Omit every picture while repeating the entries exactly.

#####

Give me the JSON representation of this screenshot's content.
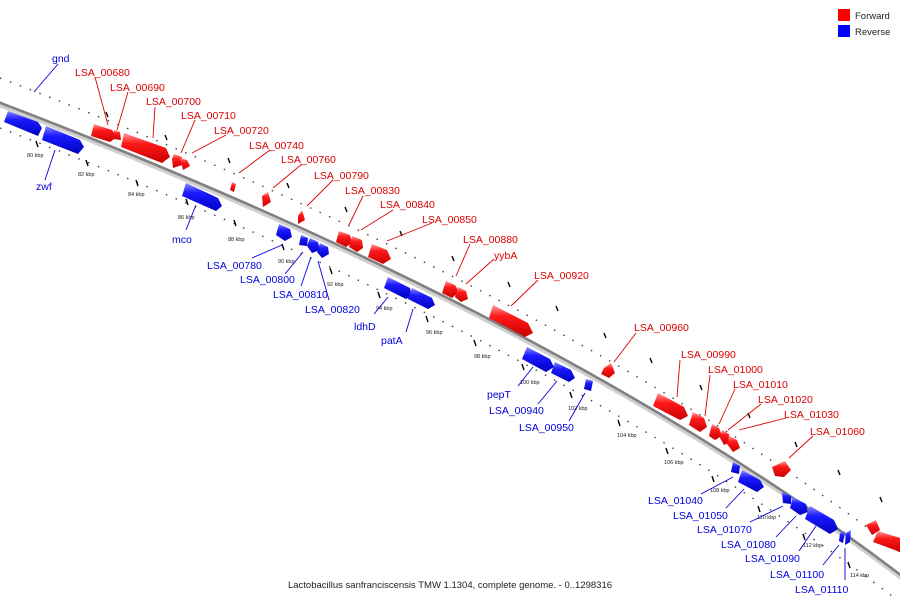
{
  "legend": {
    "forward_label": "Forward",
    "reverse_label": "Reverse",
    "forward_color": "#ff0000",
    "reverse_color": "#0000ff"
  },
  "caption": "Lactobacillus sanfranciscensis TMW 1.1304, complete genome. - 0..1298316",
  "scale_ticks": [
    "80 kbp",
    "82 kbp",
    "84 kbp",
    "86 kbp",
    "88 kbp",
    "90 kbp",
    "92 kbp",
    "94 kbp",
    "96 kbp",
    "98 kbp",
    "100 kbp",
    "102 kbp",
    "104 kbp",
    "106 kbp",
    "108 kbp",
    "110 kbp",
    "112 kbp",
    "114 kbp"
  ],
  "genes_forward": [
    "LSA_00680",
    "LSA_00690",
    "LSA_00700",
    "LSA_00710",
    "LSA_00720",
    "LSA_00740",
    "LSA_00760",
    "LSA_00790",
    "LSA_00830",
    "LSA_00840",
    "LSA_00850",
    "LSA_00880",
    "yybA",
    "LSA_00920",
    "LSA_00960",
    "LSA_00990",
    "LSA_01000",
    "LSA_01010",
    "LSA_01020",
    "LSA_01030",
    "LSA_01060"
  ],
  "genes_reverse": [
    "gnd",
    "zwf",
    "mco",
    "LSA_00780",
    "LSA_00800",
    "LSA_00810",
    "LSA_00820",
    "ldhD",
    "patA",
    "pepT",
    "LSA_00940",
    "LSA_00950",
    "LSA_01040",
    "LSA_01050",
    "LSA_01070",
    "LSA_01080",
    "LSA_01090",
    "LSA_01100",
    "LSA_01110"
  ]
}
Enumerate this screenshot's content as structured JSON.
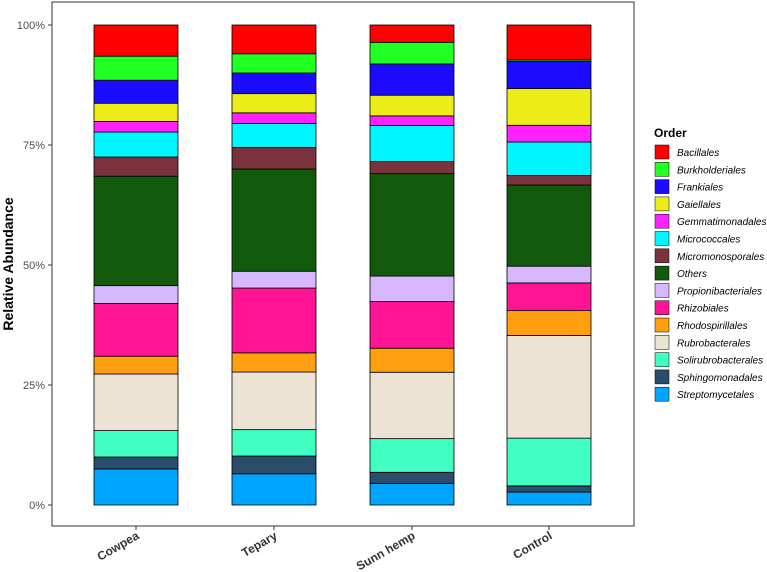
{
  "chart_data": {
    "type": "bar",
    "stacked": true,
    "categories": [
      "Cowpea",
      "Tepary",
      "Sunn hemp",
      "Control"
    ],
    "ylabel": "Relative Abundance",
    "xlabel": "",
    "ylim": [
      0,
      1
    ],
    "y_tick_labels": [
      "0%",
      "25%",
      "50%",
      "75%",
      "100%"
    ],
    "y_ticks": [
      0,
      0.25,
      0.5,
      0.75,
      1.0
    ],
    "legend_title": "Order",
    "legend_position": "right",
    "grid": false,
    "series": [
      {
        "name": "Streptomycetales",
        "color": "#00A5FF",
        "values": [
          0.075,
          0.065,
          0.045,
          0.027
        ]
      },
      {
        "name": "Sphingomonadales",
        "color": "#2A4D6B",
        "values": [
          0.025,
          0.037,
          0.023,
          0.013
        ]
      },
      {
        "name": "Solirubrobacterales",
        "color": "#40FFC0",
        "values": [
          0.055,
          0.055,
          0.07,
          0.1
        ]
      },
      {
        "name": "Rubrobacterales",
        "color": "#EDE3D5",
        "values": [
          0.118,
          0.12,
          0.138,
          0.215
        ]
      },
      {
        "name": "Rhodospirillales",
        "color": "#FF9F10",
        "values": [
          0.037,
          0.04,
          0.05,
          0.052
        ]
      },
      {
        "name": "Rhizobiales",
        "color": "#FF1493",
        "values": [
          0.11,
          0.135,
          0.097,
          0.058
        ]
      },
      {
        "name": "Propionibacteriales",
        "color": "#D7B8FF",
        "values": [
          0.037,
          0.035,
          0.053,
          0.035
        ]
      },
      {
        "name": "Others",
        "color": "#115A0B",
        "values": [
          0.228,
          0.213,
          0.213,
          0.17
        ]
      },
      {
        "name": "Micromonosporales",
        "color": "#7A323D",
        "values": [
          0.04,
          0.045,
          0.025,
          0.02
        ]
      },
      {
        "name": "Micrococcales",
        "color": "#00F5FF",
        "values": [
          0.052,
          0.05,
          0.075,
          0.07
        ]
      },
      {
        "name": "Gemmatimonadales",
        "color": "#FF22FF",
        "values": [
          0.022,
          0.022,
          0.02,
          0.035
        ]
      },
      {
        "name": "Gaiellales",
        "color": "#ECEC18",
        "values": [
          0.038,
          0.04,
          0.043,
          0.077
        ]
      },
      {
        "name": "Frankiales",
        "color": "#1B0BFF",
        "values": [
          0.048,
          0.043,
          0.065,
          0.057
        ]
      },
      {
        "name": "Burkholderiales",
        "color": "#22FF22",
        "values": [
          0.05,
          0.04,
          0.045,
          0.003
        ]
      },
      {
        "name": "Bacillales",
        "color": "#FF0000",
        "values": [
          0.065,
          0.06,
          0.036,
          0.073
        ]
      }
    ]
  }
}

#####

#### Solution for this problem
Give me the JSON representation of this screenshot's content.
{
  "legend": {
    "forward_label": "Forward",
    "reverse_label": "Reverse",
    "forward_color": "#ff0000",
    "reverse_color": "#0000ff"
  },
  "caption": "Lactobacillus sanfranciscensis TMW 1.1304, complete genome. - 0..1298316",
  "scale_ticks": [
    "80 kbp",
    "82 kbp",
    "84 kbp",
    "86 kbp",
    "88 kbp",
    "90 kbp",
    "92 kbp",
    "94 kbp",
    "96 kbp",
    "98 kbp",
    "100 kbp",
    "102 kbp",
    "104 kbp",
    "106 kbp",
    "108 kbp",
    "110 kbp",
    "112 kbp",
    "114 kbp"
  ],
  "genes_forward": [
    "LSA_00680",
    "LSA_00690",
    "LSA_00700",
    "LSA_00710",
    "LSA_00720",
    "LSA_00740",
    "LSA_00760",
    "LSA_00790",
    "LSA_00830",
    "LSA_00840",
    "LSA_00850",
    "LSA_00880",
    "yybA",
    "LSA_00920",
    "LSA_00960",
    "LSA_00990",
    "LSA_01000",
    "LSA_01010",
    "LSA_01020",
    "LSA_01030",
    "LSA_01060"
  ],
  "genes_reverse": [
    "gnd",
    "zwf",
    "mco",
    "LSA_00780",
    "LSA_00800",
    "LSA_00810",
    "LSA_00820",
    "ldhD",
    "patA",
    "pepT",
    "LSA_00940",
    "LSA_00950",
    "LSA_01040",
    "LSA_01050",
    "LSA_01070",
    "LSA_01080",
    "LSA_01090",
    "LSA_01100",
    "LSA_01110"
  ]
}
Enumerate this screenshot's content as structured JSON.
{
  "chart_data": {
    "type": "bar",
    "stacked": true,
    "categories": [
      "Cowpea",
      "Tepary",
      "Sunn hemp",
      "Control"
    ],
    "ylabel": "Relative Abundance",
    "xlabel": "",
    "ylim": [
      0,
      1
    ],
    "y_tick_labels": [
      "0%",
      "25%",
      "50%",
      "75%",
      "100%"
    ],
    "y_ticks": [
      0,
      0.25,
      0.5,
      0.75,
      1.0
    ],
    "legend_title": "Order",
    "legend_position": "right",
    "grid": false,
    "series": [
      {
        "name": "Streptomycetales",
        "color": "#00A5FF",
        "values": [
          0.075,
          0.065,
          0.045,
          0.027
        ]
      },
      {
        "name": "Sphingomonadales",
        "color": "#2A4D6B",
        "values": [
          0.025,
          0.037,
          0.023,
          0.013
        ]
      },
      {
        "name": "Solirubrobacterales",
        "color": "#40FFC0",
        "values": [
          0.055,
          0.055,
          0.07,
          0.1
        ]
      },
      {
        "name": "Rubrobacterales",
        "color": "#EDE3D5",
        "values": [
          0.118,
          0.12,
          0.138,
          0.215
        ]
      },
      {
        "name": "Rhodospirillales",
        "color": "#FF9F10",
        "values": [
          0.037,
          0.04,
          0.05,
          0.052
        ]
      },
      {
        "name": "Rhizobiales",
        "color": "#FF1493",
        "values": [
          0.11,
          0.135,
          0.097,
          0.058
        ]
      },
      {
        "name": "Propionibacteriales",
        "color": "#D7B8FF",
        "values": [
          0.037,
          0.035,
          0.053,
          0.035
        ]
      },
      {
        "name": "Others",
        "color": "#115A0B",
        "values": [
          0.228,
          0.213,
          0.213,
          0.17
        ]
      },
      {
        "name": "Micromonosporales",
        "color": "#7A323D",
        "values": [
          0.04,
          0.045,
          0.025,
          0.02
        ]
      },
      {
        "name": "Micrococcales",
        "color": "#00F5FF",
        "values": [
          0.052,
          0.05,
          0.075,
          0.07
        ]
      },
      {
        "name": "Gemmatimonadales",
        "color": "#FF22FF",
        "values": [
          0.022,
          0.022,
          0.02,
          0.035
        ]
      },
      {
        "name": "Gaiellales",
        "color": "#ECEC18",
        "values": [
          0.038,
          0.04,
          0.043,
          0.077
        ]
      },
      {
        "name": "Frankiales",
        "color": "#1B0BFF",
        "values": [
          0.048,
          0.043,
          0.065,
          0.057
        ]
      },
      {
        "name": "Burkholderiales",
        "color": "#22FF22",
        "values": [
          0.05,
          0.04,
          0.045,
          0.003
        ]
      },
      {
        "name": "Bacillales",
        "color": "#FF0000",
        "values": [
          0.065,
          0.06,
          0.036,
          0.073
        ]
      }
    ]
  }
}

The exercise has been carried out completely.